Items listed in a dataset
______

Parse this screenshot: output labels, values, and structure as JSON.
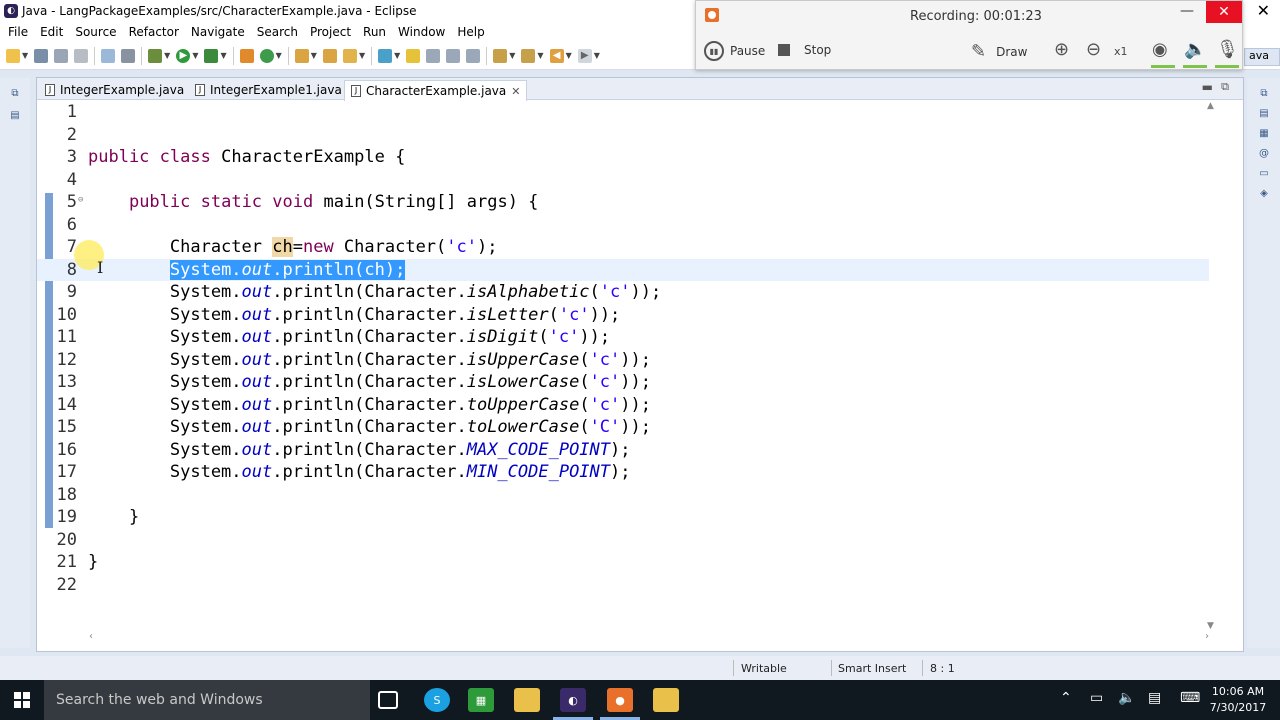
{
  "window": {
    "title": "Java - LangPackageExamples/src/CharacterExample.java - Eclipse",
    "close_glyph": "✕"
  },
  "menu": [
    "File",
    "Edit",
    "Source",
    "Refactor",
    "Navigate",
    "Search",
    "Project",
    "Run",
    "Window",
    "Help"
  ],
  "perspective": {
    "label": "ava"
  },
  "recorder": {
    "status": "Recording:  00:01:23",
    "pause_label": "Pause",
    "stop_label": "Stop",
    "draw_label": "Draw",
    "zoom_label": "x1",
    "minimize_glyph": "—",
    "close_glyph": "✕"
  },
  "editor": {
    "tabs": [
      {
        "label": "IntegerExample.java",
        "active": false
      },
      {
        "label": "IntegerExample1.java",
        "active": false
      },
      {
        "label": "CharacterExample.java",
        "active": true
      }
    ],
    "current_line": 8,
    "lines": [
      "",
      "",
      "public class CharacterExample {",
      "",
      "    public static void main(String[] args) {",
      "",
      "        Character ch=new Character('c');",
      "        System.out.println(ch);",
      "        System.out.println(Character.isAlphabetic('c'));",
      "        System.out.println(Character.isLetter('c'));",
      "        System.out.println(Character.isDigit('c'));",
      "        System.out.println(Character.isUpperCase('c'));",
      "        System.out.println(Character.isLowerCase('c'));",
      "        System.out.println(Character.toUpperCase('c'));",
      "        System.out.println(Character.toLowerCase('C'));",
      "        System.out.println(Character.MAX_CODE_POINT);",
      "        System.out.println(Character.MIN_CODE_POINT);",
      "",
      "    }",
      "",
      "}",
      ""
    ]
  },
  "status": {
    "mode": "Writable",
    "insert": "Smart Insert",
    "position": "8 : 1"
  },
  "taskbar": {
    "search_placeholder": "Search the web and Windows",
    "time": "10:06 AM",
    "date": "7/30/2017"
  }
}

______

_What this task involves:_
In the records above, locate each line with the word "java". Copy all such lines.

_Response to the task:_
    "title": "Java - LangPackageExamples/src/CharacterExample.java - Eclipse",
        "label": "IntegerExample.java",
        "label": "IntegerExample1.java",
        "label": "CharacterExample.java",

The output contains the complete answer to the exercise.